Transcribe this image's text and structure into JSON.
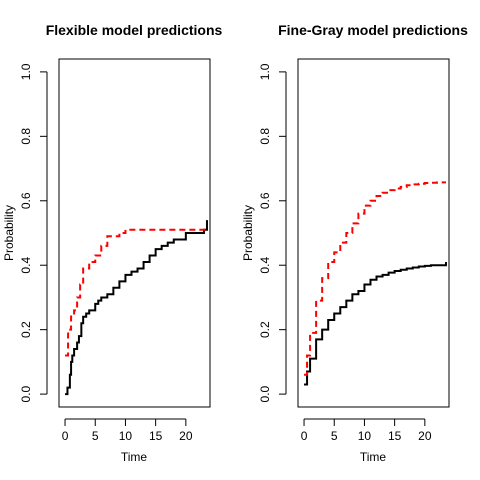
{
  "chart_data": [
    {
      "type": "line",
      "step": true,
      "title": "Flexible model predictions",
      "xlabel": "Time",
      "ylabel": "Probability",
      "xlim": [
        -1,
        24
      ],
      "ylim": [
        -0.04,
        1.04
      ],
      "xticks": [
        0,
        5,
        10,
        15,
        20
      ],
      "yticks": [
        0.0,
        0.2,
        0.4,
        0.6,
        0.8,
        1.0
      ],
      "series": [
        {
          "color": "#000000",
          "dash": "solid",
          "x": [
            0,
            0.4,
            0.8,
            1.0,
            1.2,
            1.5,
            2.0,
            2.3,
            2.7,
            3.0,
            3.5,
            4.0,
            5.0,
            5.5,
            6.0,
            7.0,
            8.0,
            9.0,
            10.0,
            11.0,
            12.0,
            13.0,
            14.0,
            15.0,
            16.0,
            17.0,
            18.0,
            20.0,
            23.0,
            23.5
          ],
          "y": [
            0.0,
            0.02,
            0.06,
            0.1,
            0.12,
            0.14,
            0.16,
            0.18,
            0.22,
            0.24,
            0.25,
            0.26,
            0.28,
            0.29,
            0.3,
            0.31,
            0.33,
            0.35,
            0.37,
            0.38,
            0.39,
            0.41,
            0.43,
            0.45,
            0.46,
            0.47,
            0.48,
            0.5,
            0.51,
            0.54
          ]
        },
        {
          "color": "#ff0000",
          "dash": "dashed",
          "x": [
            0,
            0.5,
            1.0,
            1.5,
            2.0,
            2.5,
            3.0,
            4.0,
            5.0,
            6.0,
            7.0,
            9.0,
            10.0,
            23.5
          ],
          "y": [
            0.12,
            0.2,
            0.25,
            0.26,
            0.3,
            0.34,
            0.39,
            0.41,
            0.43,
            0.46,
            0.49,
            0.5,
            0.51,
            0.51
          ]
        }
      ]
    },
    {
      "type": "line",
      "step": true,
      "title": "Fine-Gray model predictions",
      "xlabel": "Time",
      "ylabel": "Probability",
      "xlim": [
        -1,
        24
      ],
      "ylim": [
        -0.04,
        1.04
      ],
      "xticks": [
        0,
        5,
        10,
        15,
        20
      ],
      "yticks": [
        0.0,
        0.2,
        0.4,
        0.6,
        0.8,
        1.0
      ],
      "series": [
        {
          "color": "#000000",
          "dash": "solid",
          "x": [
            0,
            0.5,
            1,
            2,
            3,
            4,
            5,
            6,
            7,
            8,
            9,
            10,
            11,
            12,
            13,
            14,
            15,
            16,
            17,
            18,
            19,
            20,
            21,
            22,
            23,
            23.5
          ],
          "y": [
            0.03,
            0.07,
            0.11,
            0.17,
            0.2,
            0.23,
            0.25,
            0.27,
            0.29,
            0.31,
            0.32,
            0.34,
            0.355,
            0.365,
            0.37,
            0.377,
            0.382,
            0.386,
            0.39,
            0.393,
            0.396,
            0.398,
            0.4,
            0.4,
            0.4,
            0.41
          ]
        },
        {
          "color": "#ff0000",
          "dash": "dashed",
          "x": [
            0,
            0.5,
            1,
            2,
            3,
            4,
            5,
            6,
            7,
            8,
            9,
            10,
            11,
            12,
            13,
            14,
            15,
            16,
            17,
            18,
            19,
            20,
            21,
            22,
            23,
            23.5
          ],
          "y": [
            0.06,
            0.12,
            0.19,
            0.29,
            0.36,
            0.41,
            0.44,
            0.47,
            0.5,
            0.53,
            0.56,
            0.585,
            0.6,
            0.615,
            0.625,
            0.633,
            0.638,
            0.643,
            0.648,
            0.651,
            0.653,
            0.655,
            0.656,
            0.657,
            0.657,
            0.657
          ]
        }
      ]
    }
  ]
}
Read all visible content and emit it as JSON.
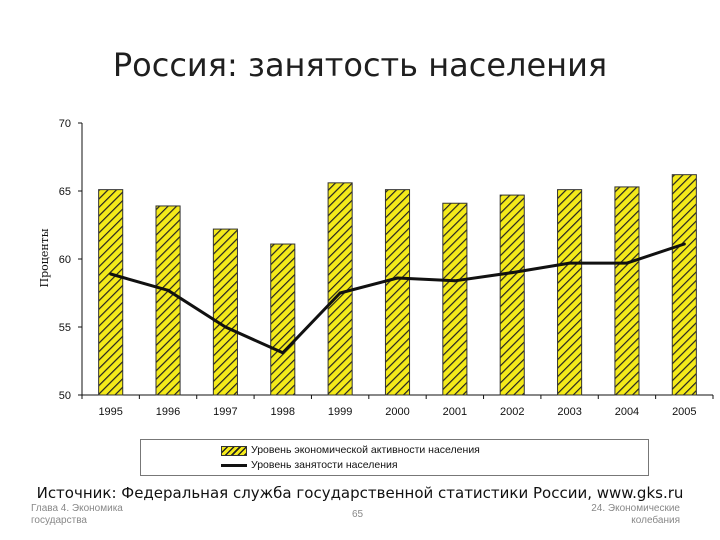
{
  "slide": {
    "title": "Россия: занятость населения",
    "source": "Источник: Федеральная служба государственной статистики России, www.gks.ru",
    "footer_left_1": "Глава 4. Экономика",
    "footer_left_2": "государства",
    "page_number": "65",
    "footer_right_1": "24. Экономические",
    "footer_right_2": "колебания"
  },
  "colors": {
    "bar_fill": "#f4ea1a",
    "bar_hatch": "#222222",
    "line": "#111111"
  },
  "chart_data": {
    "type": "bar",
    "title": "",
    "xlabel": "",
    "ylabel": "Проценты",
    "ylim": [
      50,
      70
    ],
    "yticks": [
      50,
      55,
      60,
      65,
      70
    ],
    "grid": false,
    "legend_position": "bottom",
    "categories": [
      "1995",
      "1996",
      "1997",
      "1998",
      "1999",
      "2000",
      "2001",
      "2002",
      "2003",
      "2004",
      "2005"
    ],
    "series": [
      {
        "name": "Уровень экономической активности населения",
        "kind": "bar",
        "values": [
          65.1,
          63.9,
          62.2,
          61.1,
          65.6,
          65.1,
          64.1,
          64.7,
          65.1,
          65.3,
          66.2
        ]
      },
      {
        "name": "Уровень занятости населения",
        "kind": "line",
        "values": [
          58.9,
          57.7,
          55.0,
          53.1,
          57.5,
          58.6,
          58.4,
          59.0,
          59.7,
          59.7,
          61.1
        ]
      }
    ]
  }
}
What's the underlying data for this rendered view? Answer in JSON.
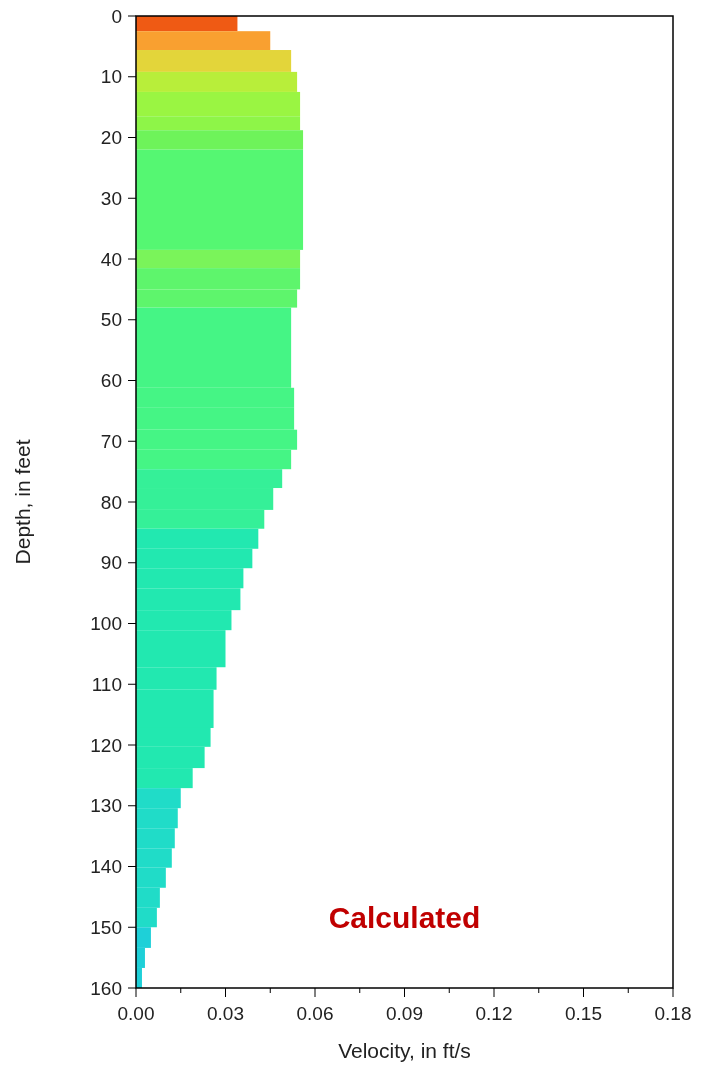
{
  "chart_data": {
    "type": "bar",
    "orientation": "horizontal",
    "x": [
      1.25,
      4.05,
      7.4,
      10.85,
      14.5,
      17.65,
      20.4,
      30.25,
      40,
      43.25,
      46.5,
      54.6,
      62.85,
      66.3,
      69.75,
      73,
      76.15,
      79.5,
      82.85,
      86.05,
      89.3,
      92.55,
      96,
      99.45,
      104.15,
      109.05,
      114.05,
      118.75,
      122.05,
      125.45,
      128.75,
      132.05,
      135.35,
      138.6,
      141.85,
      145.15,
      148.4,
      151.7,
      155.05,
      158.35
    ],
    "values": [
      0.034,
      0.045,
      0.052,
      0.054,
      0.055,
      0.055,
      0.056,
      0.056,
      0.055,
      0.055,
      0.054,
      0.052,
      0.053,
      0.053,
      0.054,
      0.052,
      0.049,
      0.046,
      0.043,
      0.041,
      0.039,
      0.036,
      0.035,
      0.032,
      0.03,
      0.027,
      0.026,
      0.025,
      0.023,
      0.019,
      0.015,
      0.014,
      0.013,
      0.012,
      0.01,
      0.008,
      0.007,
      0.005,
      0.003,
      0.002
    ],
    "colors": [
      "#ef5a14",
      "#f9a030",
      "#e3d53a",
      "#b8ee3a",
      "#9af542",
      "#8ef548",
      "#6ef35a",
      "#55f772",
      "#7af45a",
      "#5ef56c",
      "#5ef56c",
      "#45f585",
      "#45f585",
      "#45f585",
      "#45f585",
      "#45f585",
      "#35f098",
      "#35f098",
      "#35f098",
      "#22e8b0",
      "#22e8b0",
      "#22e8b0",
      "#22e8b0",
      "#22e8b0",
      "#22e8b0",
      "#22e8b0",
      "#22e8b0",
      "#22e8b0",
      "#22e8b0",
      "#22e8b0",
      "#20dcc8",
      "#20dcc8",
      "#20dcc8",
      "#20dcc8",
      "#20dcc8",
      "#20dcc8",
      "#20dcc8",
      "#1ed0d8",
      "#1ed0d8",
      "#1ed0d8"
    ],
    "xlim": [
      0,
      0.18
    ],
    "xticks": [
      {
        "value": 0,
        "label": "0.00"
      },
      {
        "value": 0.015,
        "label": null
      },
      {
        "value": 0.03,
        "label": "0.03"
      },
      {
        "value": 0.045,
        "label": null
      },
      {
        "value": 0.06,
        "label": "0.06"
      },
      {
        "value": 0.075,
        "label": null
      },
      {
        "value": 0.09,
        "label": "0.09"
      },
      {
        "value": 0.105,
        "label": null
      },
      {
        "value": 0.12,
        "label": "0.12"
      },
      {
        "value": 0.135,
        "label": null
      },
      {
        "value": 0.15,
        "label": "0.15"
      },
      {
        "value": 0.165,
        "label": null
      },
      {
        "value": 0.18,
        "label": "0.18"
      }
    ],
    "ylim": [
      160,
      0
    ],
    "yticks": [
      0,
      10,
      20,
      30,
      40,
      50,
      60,
      70,
      80,
      90,
      100,
      110,
      120,
      130,
      140,
      150,
      160
    ],
    "xlabel": "Velocity, in ft/s",
    "ylabel": "Depth, in feet",
    "annotations": [
      "Calculated"
    ]
  }
}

= = = = =

(Exercise instructions):
Check each line of the entries above for the word "населения". List the ones that have it.

(Solution to this exercise):
    "title": "Россия: занятость населения",
        "name": "Уровень экономической активности населения",
        "name": "Уровень занятости населения",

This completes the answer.